begin

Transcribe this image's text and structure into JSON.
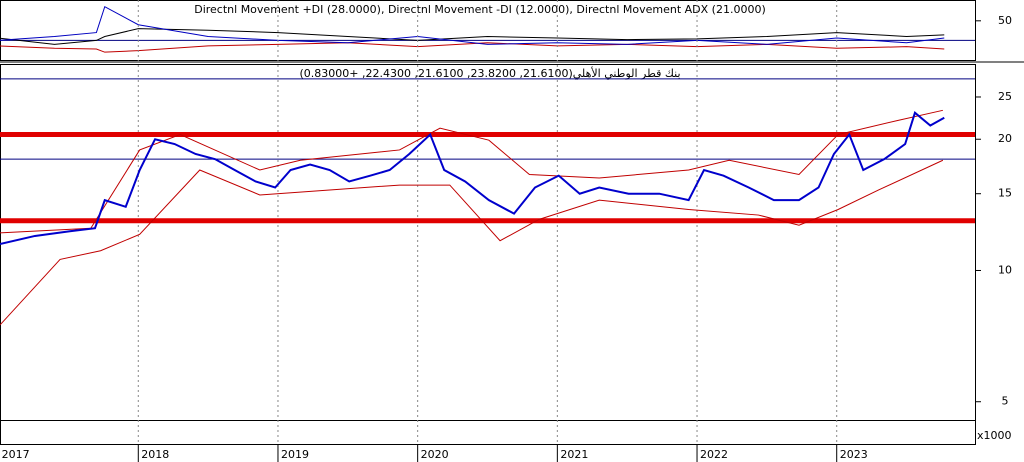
{
  "chart_data": [
    {
      "type": "line",
      "title": "Directnl Movement +DI (28.0000), Directnl Movement -DI (12.0000), Directnl Movement ADX (21.0000)",
      "xlim": [
        2017.01,
        2023.99
      ],
      "ylim": [
        0,
        74
      ],
      "yticks": [
        50
      ],
      "hlines": [
        {
          "value": 25,
          "color": "#000080"
        }
      ],
      "series": [
        {
          "color": "#000000",
          "x": [
            2017.0,
            2017.4,
            2017.7,
            2017.76,
            2018.0,
            2018.5,
            2019.0,
            2019.5,
            2020.0,
            2020.5,
            2021.0,
            2021.5,
            2022.0,
            2022.5,
            2023.0,
            2023.5,
            2023.77
          ],
          "values": [
            28,
            20,
            25,
            30,
            40,
            38,
            35,
            30,
            25,
            30,
            28,
            26,
            27,
            30,
            35,
            30,
            32
          ]
        },
        {
          "color": "#c00000",
          "x": [
            2017.0,
            2017.4,
            2017.7,
            2017.76,
            2018.0,
            2018.5,
            2019.0,
            2019.5,
            2020.0,
            2020.5,
            2021.0,
            2021.5,
            2022.0,
            2022.5,
            2023.0,
            2023.5,
            2023.77
          ],
          "values": [
            18,
            15,
            14,
            10,
            12,
            18,
            20,
            22,
            17,
            22,
            18,
            20,
            17,
            20,
            15,
            17,
            14
          ]
        },
        {
          "color": "#0000c0",
          "x": [
            2017.0,
            2017.4,
            2017.7,
            2017.76,
            2018.0,
            2018.5,
            2019.0,
            2019.5,
            2020.0,
            2020.5,
            2021.0,
            2021.5,
            2022.0,
            2022.5,
            2023.0,
            2023.5,
            2023.77
          ],
          "values": [
            25,
            30,
            35,
            68,
            45,
            30,
            25,
            22,
            30,
            20,
            22,
            20,
            25,
            20,
            28,
            22,
            28
          ]
        }
      ]
    },
    {
      "type": "line",
      "title": "بنك قطر الوطني الأهلي(21.6100, 23.8200, 21.6100, 22.4300, +0.83000)",
      "log": true,
      "grid": true,
      "xlim": [
        2017.01,
        2023.99
      ],
      "xticks": [
        2017,
        2018,
        2019,
        2020,
        2021,
        2022,
        2023
      ],
      "ylim": [
        4.54,
        29.6
      ],
      "yticks": [
        5,
        10,
        15,
        20,
        25
      ],
      "volume_unit": "x1000",
      "hlines": [
        {
          "value": 27.5,
          "color": "#000080"
        },
        {
          "value": 18,
          "color": "#000080"
        },
        {
          "value": 20.5,
          "color": "#e00000"
        },
        {
          "value": 13,
          "color": "#e00000"
        }
      ],
      "series": [
        {
          "color": "#c00000",
          "x": [
            2017.01,
            2017.66,
            2018.01,
            2018.3,
            2018.87,
            2019.16,
            2019.87,
            2020.16,
            2020.51,
            2020.8,
            2021.3,
            2021.94,
            2022.23,
            2022.73,
            2023.01,
            2023.44,
            2023.76
          ],
          "values": [
            12.2,
            12.5,
            18.9,
            20.5,
            17.0,
            17.9,
            18.9,
            21.2,
            19.9,
            16.6,
            16.3,
            17.0,
            17.9,
            16.6,
            20.5,
            22.1,
            23.3
          ]
        },
        {
          "color": "#c00000",
          "x": [
            2017.01,
            2017.44,
            2017.73,
            2018.01,
            2018.44,
            2018.87,
            2019.37,
            2019.87,
            2020.23,
            2020.59,
            2020.87,
            2021.3,
            2021.94,
            2022.44,
            2022.73,
            2023.01,
            2023.3,
            2023.76
          ],
          "values": [
            7.5,
            10.6,
            11.1,
            12.1,
            17.0,
            14.9,
            15.3,
            15.7,
            15.7,
            11.7,
            13.1,
            14.5,
            13.8,
            13.4,
            12.7,
            13.8,
            15.3,
            17.9
          ]
        },
        {
          "color": "#0000cc",
          "x": [
            2017.01,
            2017.26,
            2017.51,
            2017.69,
            2017.76,
            2017.91,
            2018.01,
            2018.12,
            2018.26,
            2018.41,
            2018.55,
            2018.69,
            2018.84,
            2018.98,
            2019.09,
            2019.23,
            2019.37,
            2019.51,
            2019.66,
            2019.8,
            2019.94,
            2020.09,
            2020.19,
            2020.34,
            2020.51,
            2020.69,
            2020.84,
            2021.01,
            2021.16,
            2021.3,
            2021.51,
            2021.73,
            2021.94,
            2022.05,
            2022.19,
            2022.37,
            2022.55,
            2022.73,
            2022.87,
            2022.98,
            2023.09,
            2023.19,
            2023.34,
            2023.49,
            2023.56,
            2023.67,
            2023.77
          ],
          "values": [
            11.5,
            12,
            12.3,
            12.5,
            14.5,
            14,
            17,
            20,
            19.5,
            18.5,
            18,
            17,
            16,
            15.5,
            17,
            17.5,
            17,
            16,
            16.5,
            17,
            18.5,
            20.5,
            17,
            16,
            14.5,
            13.5,
            15.5,
            16.5,
            15,
            15.5,
            15,
            15,
            14.5,
            17,
            16.5,
            15.5,
            14.5,
            14.5,
            15.5,
            18.5,
            20.5,
            17,
            18,
            19.5,
            23,
            21.5,
            22.4
          ]
        }
      ]
    }
  ]
}
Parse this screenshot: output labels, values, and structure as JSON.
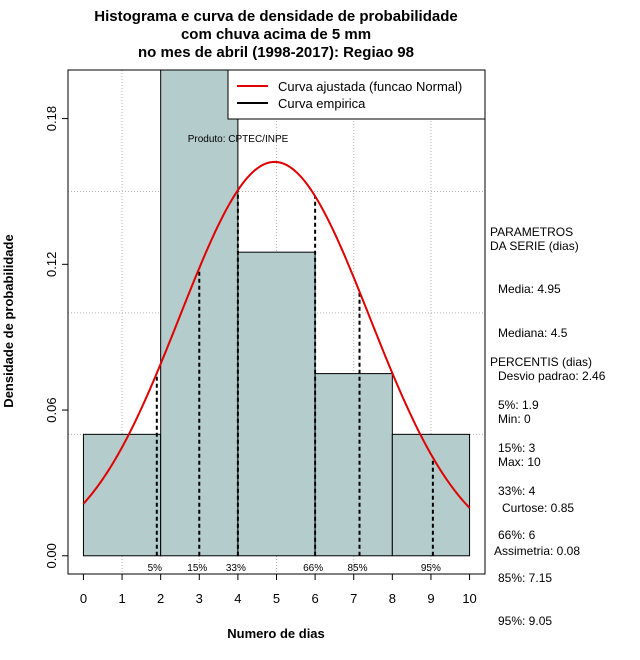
{
  "chart_data": {
    "type": "bar",
    "title_lines": [
      "Histograma e curva de densidade de probabilidade",
      "com chuva acima de 5 mm",
      "no mes de abril (1998-2017): Regiao 98"
    ],
    "xlabel": "Numero de dias",
    "ylabel": "Densidade de probabilidade",
    "xlim": [
      -0.4,
      10.4
    ],
    "ylim": [
      -0.0075,
      0.2
    ],
    "x_ticks": [
      0,
      1,
      2,
      3,
      4,
      5,
      6,
      7,
      8,
      9,
      10
    ],
    "y_ticks": [
      0.0,
      0.06,
      0.12,
      0.18
    ],
    "y_tick_labels": [
      "0.00",
      "0.06",
      "0.12",
      "0.18"
    ],
    "grid": true,
    "source_note": "Produto: CPTEC/INPE",
    "colors": {
      "bar_fill": "#b4cccb",
      "normal_curve": "#e00000",
      "empirical": "#000000",
      "grid": "#b4b4b4",
      "percentile_line": "#000000"
    },
    "bins": [
      {
        "start": 0,
        "end": 2,
        "density": 0.05
      },
      {
        "start": 2,
        "end": 4,
        "density": 0.2
      },
      {
        "start": 4,
        "end": 6,
        "density": 0.125
      },
      {
        "start": 6,
        "end": 8,
        "density": 0.075
      },
      {
        "start": 8,
        "end": 10,
        "density": 0.05
      }
    ],
    "normal_fit": {
      "mean": 4.95,
      "sd": 2.46
    },
    "percentiles": [
      {
        "label": "5%",
        "x": 1.9
      },
      {
        "label": "15%",
        "x": 3
      },
      {
        "label": "33%",
        "x": 4
      },
      {
        "label": "66%",
        "x": 6
      },
      {
        "label": "85%",
        "x": 7.15
      },
      {
        "label": "95%",
        "x": 9.05
      }
    ],
    "legend": [
      {
        "label": "Curva ajustada (funcao Normal)",
        "color": "#e00000"
      },
      {
        "label": "Curva empirica",
        "color": "#000000"
      }
    ],
    "legend_position": "top-right"
  },
  "side_panel": {
    "parametros_title": "PARAMETROS\nDA SERIE (dias)",
    "parametros": [
      "Media: 4.95",
      "Mediana: 4.5",
      "Desvio padrao: 2.46",
      "Min: 0",
      "Max: 10"
    ],
    "percentis_title": "PERCENTIS (dias)",
    "percentis": [
      "5%: 1.9",
      "15%: 3",
      "33%: 4",
      "66%: 6",
      "85%: 7.15",
      "95%: 9.05"
    ],
    "curtose": "Curtose: 0.85",
    "assimetria": "Assimetria: 0.08"
  }
}
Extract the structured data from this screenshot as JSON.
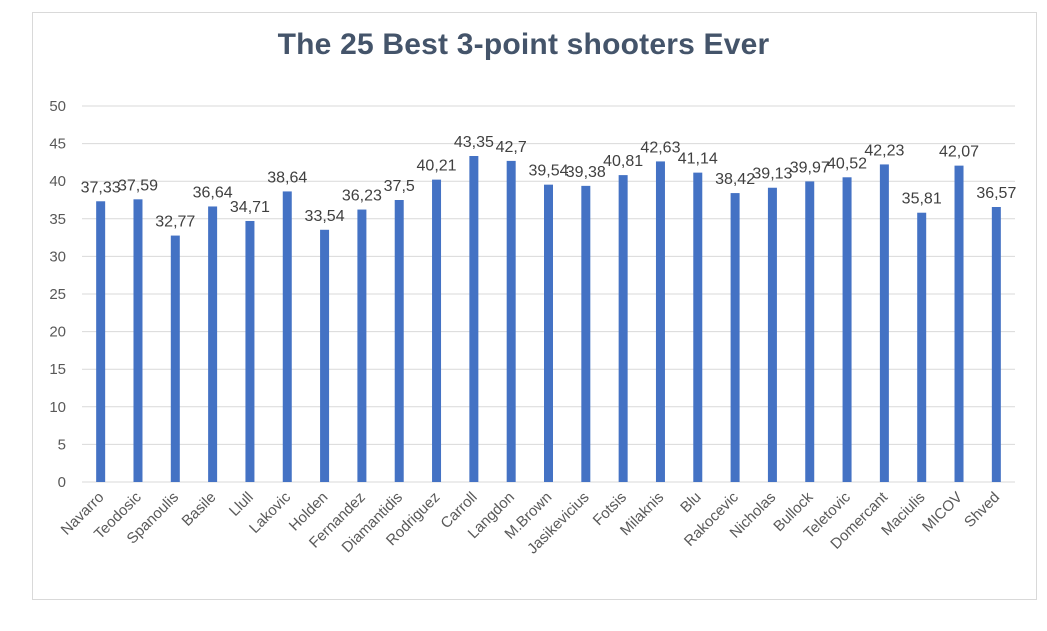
{
  "chart_data": {
    "type": "bar",
    "title": "The 25 Best 3-point shooters Ever",
    "categories": [
      "Navarro",
      "Teodosic",
      "Spanoulis",
      "Basile",
      "Llull",
      "Lakovic",
      "Holden",
      "Fernandez",
      "Diamantidis",
      "Rodriguez",
      "Carroll",
      "Langdon",
      "M.Brown",
      "Jasikevicius",
      "Fotsis",
      "Milaknis",
      "Blu",
      "Rakocevic",
      "Nicholas",
      "Bullock",
      "Teletovic",
      "Domercant",
      "Maciulis",
      "MICOV",
      "Shved"
    ],
    "values": [
      37.33,
      37.59,
      32.77,
      36.64,
      34.71,
      38.64,
      33.54,
      36.23,
      37.5,
      40.21,
      43.35,
      42.7,
      39.54,
      39.38,
      40.81,
      42.63,
      41.14,
      38.42,
      39.13,
      39.97,
      40.52,
      42.23,
      35.81,
      42.07,
      36.57
    ],
    "data_labels": [
      "37,33",
      "37,59",
      "32,77",
      "36,64",
      "34,71",
      "38,64",
      "33,54",
      "36,23",
      "37,5",
      "40,21",
      "43,35",
      "42,7",
      "39,54",
      "39,38",
      "40,81",
      "42,63",
      "41,14",
      "38,42",
      "39,13",
      "39,97",
      "40,52",
      "42,23",
      "35,81",
      "42,07",
      "36,57"
    ],
    "y_ticks": [
      "0",
      "5",
      "10",
      "15",
      "20",
      "25",
      "30",
      "35",
      "40",
      "45",
      "50"
    ],
    "ylim": [
      0,
      50
    ],
    "xlabel": "",
    "ylabel": "",
    "grid": true,
    "legend": "none",
    "bar_color": "#4472c4",
    "grid_color": "#d9d9d9"
  }
}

end

*EXERCISE OBJECTIVE*. For the records above, state how many lines include the string "JSON", giving the number and nothing else.

*SOLUTION FOR THIS PROBLEM*. 3